Lines of data
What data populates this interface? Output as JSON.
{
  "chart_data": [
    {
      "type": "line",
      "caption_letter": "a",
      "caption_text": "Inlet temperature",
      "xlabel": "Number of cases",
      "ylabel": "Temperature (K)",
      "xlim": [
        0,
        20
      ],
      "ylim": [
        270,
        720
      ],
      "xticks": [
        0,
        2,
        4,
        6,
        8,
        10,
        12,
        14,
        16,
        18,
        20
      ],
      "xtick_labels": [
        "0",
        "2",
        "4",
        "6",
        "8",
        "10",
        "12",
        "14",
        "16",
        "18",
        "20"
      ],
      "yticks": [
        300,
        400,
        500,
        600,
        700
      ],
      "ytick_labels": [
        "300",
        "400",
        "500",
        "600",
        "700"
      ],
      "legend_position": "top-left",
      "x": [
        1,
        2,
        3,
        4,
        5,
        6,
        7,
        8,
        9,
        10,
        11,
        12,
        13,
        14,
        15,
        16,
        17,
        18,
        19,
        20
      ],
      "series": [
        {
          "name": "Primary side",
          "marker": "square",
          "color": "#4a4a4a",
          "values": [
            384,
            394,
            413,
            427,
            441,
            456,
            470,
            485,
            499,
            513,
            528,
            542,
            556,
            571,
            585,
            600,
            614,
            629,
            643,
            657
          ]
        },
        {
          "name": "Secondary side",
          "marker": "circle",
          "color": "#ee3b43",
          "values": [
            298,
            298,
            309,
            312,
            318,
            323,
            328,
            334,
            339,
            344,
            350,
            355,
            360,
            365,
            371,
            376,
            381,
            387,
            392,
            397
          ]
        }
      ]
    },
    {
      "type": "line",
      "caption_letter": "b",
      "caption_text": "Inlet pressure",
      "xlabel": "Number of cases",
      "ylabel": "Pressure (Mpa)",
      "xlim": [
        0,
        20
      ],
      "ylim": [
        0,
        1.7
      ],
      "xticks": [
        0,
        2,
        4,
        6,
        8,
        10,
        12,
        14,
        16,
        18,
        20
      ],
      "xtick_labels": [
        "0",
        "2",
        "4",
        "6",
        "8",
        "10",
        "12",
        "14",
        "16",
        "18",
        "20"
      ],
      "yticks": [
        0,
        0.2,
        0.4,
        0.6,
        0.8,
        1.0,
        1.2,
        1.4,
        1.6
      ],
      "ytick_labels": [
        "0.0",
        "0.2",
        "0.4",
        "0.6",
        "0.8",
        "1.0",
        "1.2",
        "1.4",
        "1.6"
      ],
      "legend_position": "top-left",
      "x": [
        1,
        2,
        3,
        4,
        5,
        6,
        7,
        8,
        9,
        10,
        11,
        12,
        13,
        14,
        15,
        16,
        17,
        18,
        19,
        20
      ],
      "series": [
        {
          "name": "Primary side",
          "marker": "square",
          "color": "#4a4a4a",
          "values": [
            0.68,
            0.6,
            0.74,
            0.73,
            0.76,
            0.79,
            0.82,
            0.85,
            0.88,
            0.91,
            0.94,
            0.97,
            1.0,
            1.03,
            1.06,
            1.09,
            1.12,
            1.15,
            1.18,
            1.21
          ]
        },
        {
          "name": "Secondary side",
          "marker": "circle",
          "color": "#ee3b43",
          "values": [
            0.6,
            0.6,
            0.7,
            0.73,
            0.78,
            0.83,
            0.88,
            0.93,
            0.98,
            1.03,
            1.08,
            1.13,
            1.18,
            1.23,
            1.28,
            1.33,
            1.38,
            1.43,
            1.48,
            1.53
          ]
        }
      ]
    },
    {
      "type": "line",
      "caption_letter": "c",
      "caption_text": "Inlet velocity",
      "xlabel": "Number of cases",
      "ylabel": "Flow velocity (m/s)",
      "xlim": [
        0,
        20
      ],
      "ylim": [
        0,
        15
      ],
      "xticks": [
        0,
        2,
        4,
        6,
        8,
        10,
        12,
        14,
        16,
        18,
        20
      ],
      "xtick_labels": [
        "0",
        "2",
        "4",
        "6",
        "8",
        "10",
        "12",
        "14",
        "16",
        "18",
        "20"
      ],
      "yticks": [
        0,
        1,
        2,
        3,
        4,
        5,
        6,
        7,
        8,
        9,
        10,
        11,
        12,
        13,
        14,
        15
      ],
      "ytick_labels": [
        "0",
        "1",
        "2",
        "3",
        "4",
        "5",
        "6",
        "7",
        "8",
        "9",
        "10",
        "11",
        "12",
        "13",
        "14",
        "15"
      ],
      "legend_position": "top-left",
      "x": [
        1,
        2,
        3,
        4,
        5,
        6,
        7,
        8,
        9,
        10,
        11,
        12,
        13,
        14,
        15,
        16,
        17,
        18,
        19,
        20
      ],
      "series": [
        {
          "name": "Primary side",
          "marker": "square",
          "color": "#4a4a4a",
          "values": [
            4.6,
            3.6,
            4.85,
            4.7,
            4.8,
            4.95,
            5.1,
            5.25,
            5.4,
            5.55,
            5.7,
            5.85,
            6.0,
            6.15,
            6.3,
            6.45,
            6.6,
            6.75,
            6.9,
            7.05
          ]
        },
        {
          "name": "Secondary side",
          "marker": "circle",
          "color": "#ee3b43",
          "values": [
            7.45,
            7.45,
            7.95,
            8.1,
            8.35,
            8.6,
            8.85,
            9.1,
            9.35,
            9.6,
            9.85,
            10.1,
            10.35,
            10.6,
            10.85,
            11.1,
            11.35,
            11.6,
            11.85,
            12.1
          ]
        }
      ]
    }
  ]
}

*Exercise objective*. Write every entry out again exactly.

*Solution to the exercise*.
What data populates this interface? Output as JSON.
{
  "chart_data": [
    {
      "type": "line",
      "caption_letter": "a",
      "caption_text": "Inlet temperature",
      "xlabel": "Number of cases",
      "ylabel": "Temperature (K)",
      "xlim": [
        0,
        20
      ],
      "ylim": [
        270,
        720
      ],
      "xticks": [
        0,
        2,
        4,
        6,
        8,
        10,
        12,
        14,
        16,
        18,
        20
      ],
      "xtick_labels": [
        "0",
        "2",
        "4",
        "6",
        "8",
        "10",
        "12",
        "14",
        "16",
        "18",
        "20"
      ],
      "yticks": [
        300,
        400,
        500,
        600,
        700
      ],
      "ytick_labels": [
        "300",
        "400",
        "500",
        "600",
        "700"
      ],
      "legend_position": "top-left",
      "x": [
        1,
        2,
        3,
        4,
        5,
        6,
        7,
        8,
        9,
        10,
        11,
        12,
        13,
        14,
        15,
        16,
        17,
        18,
        19,
        20
      ],
      "series": [
        {
          "name": "Primary side",
          "marker": "square",
          "color": "#4a4a4a",
          "values": [
            384,
            394,
            413,
            427,
            441,
            456,
            470,
            485,
            499,
            513,
            528,
            542,
            556,
            571,
            585,
            600,
            614,
            629,
            643,
            657
          ]
        },
        {
          "name": "Secondary side",
          "marker": "circle",
          "color": "#ee3b43",
          "values": [
            298,
            298,
            309,
            312,
            318,
            323,
            328,
            334,
            339,
            344,
            350,
            355,
            360,
            365,
            371,
            376,
            381,
            387,
            392,
            397
          ]
        }
      ]
    },
    {
      "type": "line",
      "caption_letter": "b",
      "caption_text": "Inlet pressure",
      "xlabel": "Number of cases",
      "ylabel": "Pressure (Mpa)",
      "xlim": [
        0,
        20
      ],
      "ylim": [
        0,
        1.7
      ],
      "xticks": [
        0,
        2,
        4,
        6,
        8,
        10,
        12,
        14,
        16,
        18,
        20
      ],
      "xtick_labels": [
        "0",
        "2",
        "4",
        "6",
        "8",
        "10",
        "12",
        "14",
        "16",
        "18",
        "20"
      ],
      "yticks": [
        0,
        0.2,
        0.4,
        0.6,
        0.8,
        1.0,
        1.2,
        1.4,
        1.6
      ],
      "ytick_labels": [
        "0.0",
        "0.2",
        "0.4",
        "0.6",
        "0.8",
        "1.0",
        "1.2",
        "1.4",
        "1.6"
      ],
      "legend_position": "top-left",
      "x": [
        1,
        2,
        3,
        4,
        5,
        6,
        7,
        8,
        9,
        10,
        11,
        12,
        13,
        14,
        15,
        16,
        17,
        18,
        19,
        20
      ],
      "series": [
        {
          "name": "Primary side",
          "marker": "square",
          "color": "#4a4a4a",
          "values": [
            0.68,
            0.6,
            0.74,
            0.73,
            0.76,
            0.79,
            0.82,
            0.85,
            0.88,
            0.91,
            0.94,
            0.97,
            1.0,
            1.03,
            1.06,
            1.09,
            1.12,
            1.15,
            1.18,
            1.21
          ]
        },
        {
          "name": "Secondary side",
          "marker": "circle",
          "color": "#ee3b43",
          "values": [
            0.6,
            0.6,
            0.7,
            0.73,
            0.78,
            0.83,
            0.88,
            0.93,
            0.98,
            1.03,
            1.08,
            1.13,
            1.18,
            1.23,
            1.28,
            1.33,
            1.38,
            1.43,
            1.48,
            1.53
          ]
        }
      ]
    },
    {
      "type": "line",
      "caption_letter": "c",
      "caption_text": "Inlet velocity",
      "xlabel": "Number of cases",
      "ylabel": "Flow velocity (m/s)",
      "xlim": [
        0,
        20
      ],
      "ylim": [
        0,
        15
      ],
      "xticks": [
        0,
        2,
        4,
        6,
        8,
        10,
        12,
        14,
        16,
        18,
        20
      ],
      "xtick_labels": [
        "0",
        "2",
        "4",
        "6",
        "8",
        "10",
        "12",
        "14",
        "16",
        "18",
        "20"
      ],
      "yticks": [
        0,
        1,
        2,
        3,
        4,
        5,
        6,
        7,
        8,
        9,
        10,
        11,
        12,
        13,
        14,
        15
      ],
      "ytick_labels": [
        "0",
        "1",
        "2",
        "3",
        "4",
        "5",
        "6",
        "7",
        "8",
        "9",
        "10",
        "11",
        "12",
        "13",
        "14",
        "15"
      ],
      "legend_position": "top-left",
      "x": [
        1,
        2,
        3,
        4,
        5,
        6,
        7,
        8,
        9,
        10,
        11,
        12,
        13,
        14,
        15,
        16,
        17,
        18,
        19,
        20
      ],
      "series": [
        {
          "name": "Primary side",
          "marker": "square",
          "color": "#4a4a4a",
          "values": [
            4.6,
            3.6,
            4.85,
            4.7,
            4.8,
            4.95,
            5.1,
            5.25,
            5.4,
            5.55,
            5.7,
            5.85,
            6.0,
            6.15,
            6.3,
            6.45,
            6.6,
            6.75,
            6.9,
            7.05
          ]
        },
        {
          "name": "Secondary side",
          "marker": "circle",
          "color": "#ee3b43",
          "values": [
            7.45,
            7.45,
            7.95,
            8.1,
            8.35,
            8.6,
            8.85,
            9.1,
            9.35,
            9.6,
            9.85,
            10.1,
            10.35,
            10.6,
            10.85,
            11.1,
            11.35,
            11.6,
            11.85,
            12.1
          ]
        }
      ]
    }
  ]
}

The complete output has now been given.